> _DATA SECTION_:
--*--

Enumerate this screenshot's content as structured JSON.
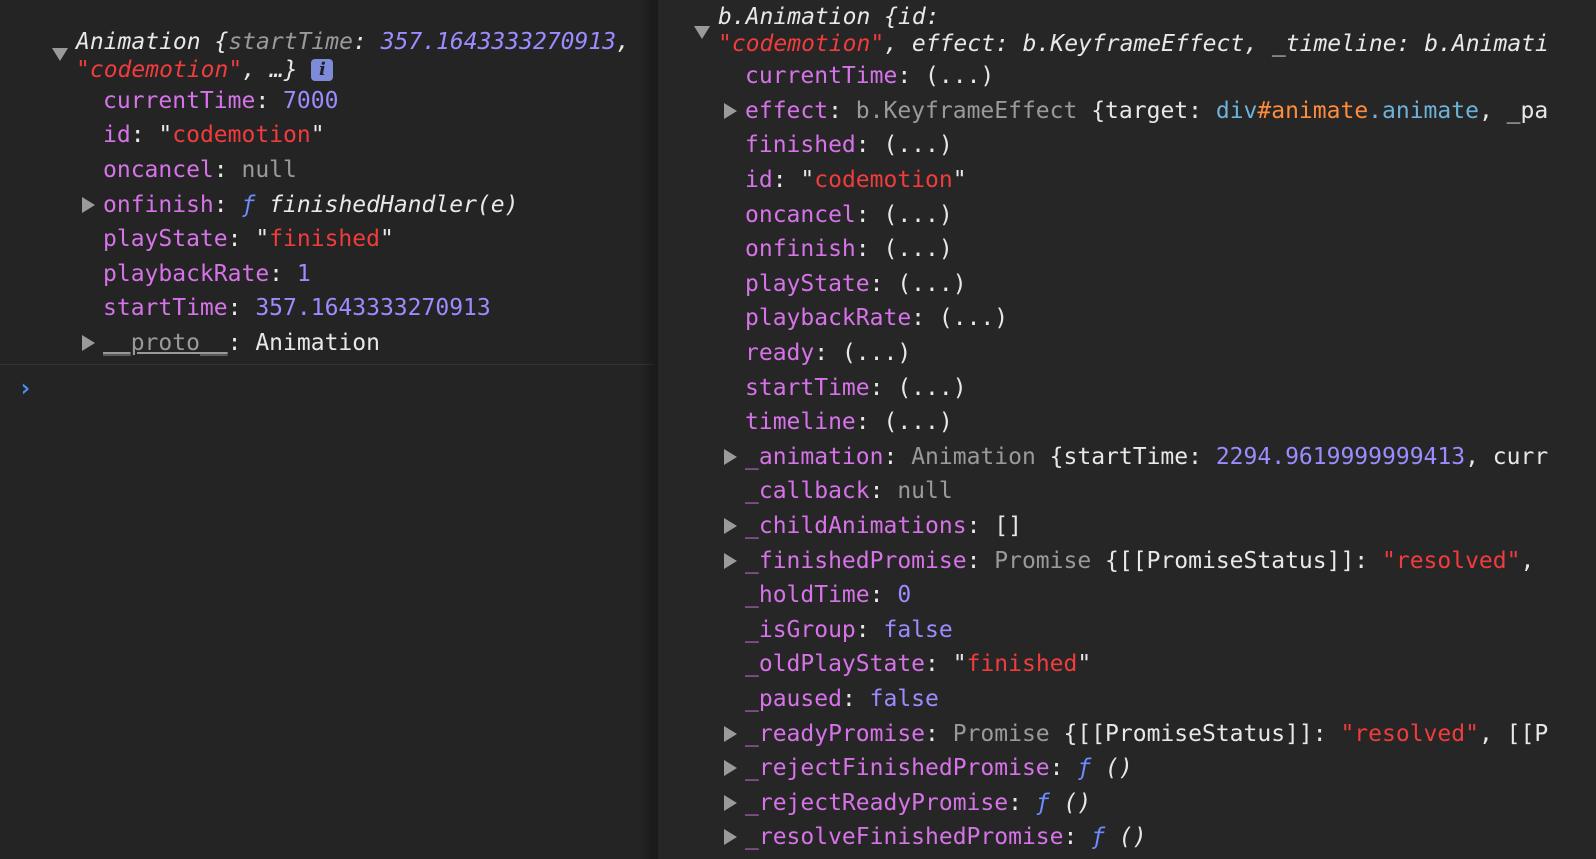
{
  "left": {
    "header_line1_prefix": "Animation {",
    "header_line1_key": "startTime",
    "header_line1_sep": ": ",
    "header_line1_value": "357.1643333270913",
    "header_line1_comma": ",",
    "header_line2_value": "\"codemotion\"",
    "header_line2_suffix": ", …}",
    "info_label": "i",
    "props": [
      {
        "key": "currentTime",
        "value": "7000"
      },
      {
        "key": "id",
        "q1": "\"",
        "value": "codemotion",
        "q2": "\""
      },
      {
        "key": "oncancel",
        "value": "null"
      },
      {
        "key": "onfinish",
        "f": "ƒ",
        "value": "finishedHandler(e)"
      },
      {
        "key": "playState",
        "q1": "\"",
        "value": "finished",
        "q2": "\""
      },
      {
        "key": "playbackRate",
        "value": "1"
      },
      {
        "key": "startTime",
        "value": "357.1643333270913"
      },
      {
        "key": "__proto__",
        "value": "Animation"
      }
    ],
    "colon": ": ",
    "prompt": "›"
  },
  "right": {
    "header_line1": "b.Animation {id:",
    "header_line2_str": "\"codemotion\"",
    "header_line2_rest1": ", effect: ",
    "header_line2_type": "b.KeyframeEffect",
    "header_line2_rest2": ", _timeline: ",
    "header_line2_type2": "b.Animati",
    "rows": [
      {
        "key": "currentTime",
        "colon": ": ",
        "value": "(...)"
      },
      {
        "key": "effect",
        "colon": ": ",
        "type": "b.KeyframeEffect",
        "brace": " {target: ",
        "tag": "div",
        "hash": "#animate",
        "cls": ".animate",
        "tail": ", _pa"
      },
      {
        "key": "finished",
        "colon": ": ",
        "value": "(...)"
      },
      {
        "key": "id",
        "colon": ": ",
        "q1": "\"",
        "value": "codemotion",
        "q2": "\""
      },
      {
        "key": "oncancel",
        "colon": ": ",
        "value": "(...)"
      },
      {
        "key": "onfinish",
        "colon": ": ",
        "value": "(...)"
      },
      {
        "key": "playState",
        "colon": ": ",
        "value": "(...)"
      },
      {
        "key": "playbackRate",
        "colon": ": ",
        "value": "(...)"
      },
      {
        "key": "ready",
        "colon": ": ",
        "value": "(...)"
      },
      {
        "key": "startTime",
        "colon": ": ",
        "value": "(...)"
      },
      {
        "key": "timeline",
        "colon": ": ",
        "value": "(...)"
      },
      {
        "key": "_animation",
        "colon": ": ",
        "type": "Animation",
        "brace": " {startTime: ",
        "num": "2294.9619999999413",
        "tail": ", curr"
      },
      {
        "key": "_callback",
        "colon": ": ",
        "value": "null"
      },
      {
        "key": "_childAnimations",
        "colon": ": ",
        "value": "[]"
      },
      {
        "key": "_finishedPromise",
        "colon": ": ",
        "type": "Promise",
        "brace": " {[[PromiseStatus]]: ",
        "str": "\"resolved\"",
        "tail": ","
      },
      {
        "key": "_holdTime",
        "colon": ": ",
        "value": "0"
      },
      {
        "key": "_isGroup",
        "colon": ": ",
        "value": "false"
      },
      {
        "key": "_oldPlayState",
        "colon": ": ",
        "q1": "\"",
        "value": "finished",
        "q2": "\""
      },
      {
        "key": "_paused",
        "colon": ": ",
        "value": "false"
      },
      {
        "key": "_readyPromise",
        "colon": ": ",
        "type": "Promise",
        "brace": " {[[PromiseStatus]]: ",
        "str": "\"resolved\"",
        "tail": ", [[P"
      },
      {
        "key": "_rejectFinishedPromise",
        "colon": ": ",
        "f": "ƒ",
        "value": "()"
      },
      {
        "key": "_rejectReadyPromise",
        "colon": ": ",
        "f": "ƒ",
        "value": "()"
      },
      {
        "key": "_resolveFinishedPromise",
        "colon": ": ",
        "f": "ƒ",
        "value": "()"
      }
    ]
  },
  "colors": {
    "key": "#d773e8",
    "number": "#9b8cff",
    "string": "#f03c3c",
    "gray": "#9a9a9a",
    "prompt": "#4d8cf0"
  }
}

--*--

> _WHAT YOU ARE ASKED TO DO_:
Omitting all images, print the listing exactly.

> _RESULT_:
Enumerate this screenshot's content as structured JSON.
{
  "left": {
    "header_line1_prefix": "Animation {",
    "header_line1_key": "startTime",
    "header_line1_sep": ": ",
    "header_line1_value": "357.1643333270913",
    "header_line1_comma": ",",
    "header_line2_value": "\"codemotion\"",
    "header_line2_suffix": ", …}",
    "info_label": "i",
    "props": [
      {
        "key": "currentTime",
        "value": "7000"
      },
      {
        "key": "id",
        "q1": "\"",
        "value": "codemotion",
        "q2": "\""
      },
      {
        "key": "oncancel",
        "value": "null"
      },
      {
        "key": "onfinish",
        "f": "ƒ",
        "value": "finishedHandler(e)"
      },
      {
        "key": "playState",
        "q1": "\"",
        "value": "finished",
        "q2": "\""
      },
      {
        "key": "playbackRate",
        "value": "1"
      },
      {
        "key": "startTime",
        "value": "357.1643333270913"
      },
      {
        "key": "__proto__",
        "value": "Animation"
      }
    ],
    "colon": ": ",
    "prompt": "›"
  },
  "right": {
    "header_line1": "b.Animation {id:",
    "header_line2_str": "\"codemotion\"",
    "header_line2_rest1": ", effect: ",
    "header_line2_type": "b.KeyframeEffect",
    "header_line2_rest2": ", _timeline: ",
    "header_line2_type2": "b.Animati",
    "rows": [
      {
        "key": "currentTime",
        "colon": ": ",
        "value": "(...)"
      },
      {
        "key": "effect",
        "colon": ": ",
        "type": "b.KeyframeEffect",
        "brace": " {target: ",
        "tag": "div",
        "hash": "#animate",
        "cls": ".animate",
        "tail": ", _pa"
      },
      {
        "key": "finished",
        "colon": ": ",
        "value": "(...)"
      },
      {
        "key": "id",
        "colon": ": ",
        "q1": "\"",
        "value": "codemotion",
        "q2": "\""
      },
      {
        "key": "oncancel",
        "colon": ": ",
        "value": "(...)"
      },
      {
        "key": "onfinish",
        "colon": ": ",
        "value": "(...)"
      },
      {
        "key": "playState",
        "colon": ": ",
        "value": "(...)"
      },
      {
        "key": "playbackRate",
        "colon": ": ",
        "value": "(...)"
      },
      {
        "key": "ready",
        "colon": ": ",
        "value": "(...)"
      },
      {
        "key": "startTime",
        "colon": ": ",
        "value": "(...)"
      },
      {
        "key": "timeline",
        "colon": ": ",
        "value": "(...)"
      },
      {
        "key": "_animation",
        "colon": ": ",
        "type": "Animation",
        "brace": " {startTime: ",
        "num": "2294.9619999999413",
        "tail": ", curr"
      },
      {
        "key": "_callback",
        "colon": ": ",
        "value": "null"
      },
      {
        "key": "_childAnimations",
        "colon": ": ",
        "value": "[]"
      },
      {
        "key": "_finishedPromise",
        "colon": ": ",
        "type": "Promise",
        "brace": " {[[PromiseStatus]]: ",
        "str": "\"resolved\"",
        "tail": ","
      },
      {
        "key": "_holdTime",
        "colon": ": ",
        "value": "0"
      },
      {
        "key": "_isGroup",
        "colon": ": ",
        "value": "false"
      },
      {
        "key": "_oldPlayState",
        "colon": ": ",
        "q1": "\"",
        "value": "finished",
        "q2": "\""
      },
      {
        "key": "_paused",
        "colon": ": ",
        "value": "false"
      },
      {
        "key": "_readyPromise",
        "colon": ": ",
        "type": "Promise",
        "brace": " {[[PromiseStatus]]: ",
        "str": "\"resolved\"",
        "tail": ", [[P"
      },
      {
        "key": "_rejectFinishedPromise",
        "colon": ": ",
        "f": "ƒ",
        "value": "()"
      },
      {
        "key": "_rejectReadyPromise",
        "colon": ": ",
        "f": "ƒ",
        "value": "()"
      },
      {
        "key": "_resolveFinishedPromise",
        "colon": ": ",
        "f": "ƒ",
        "value": "()"
      }
    ]
  },
  "colors": {
    "key": "#d773e8",
    "number": "#9b8cff",
    "string": "#f03c3c",
    "gray": "#9a9a9a",
    "prompt": "#4d8cf0"
  }
}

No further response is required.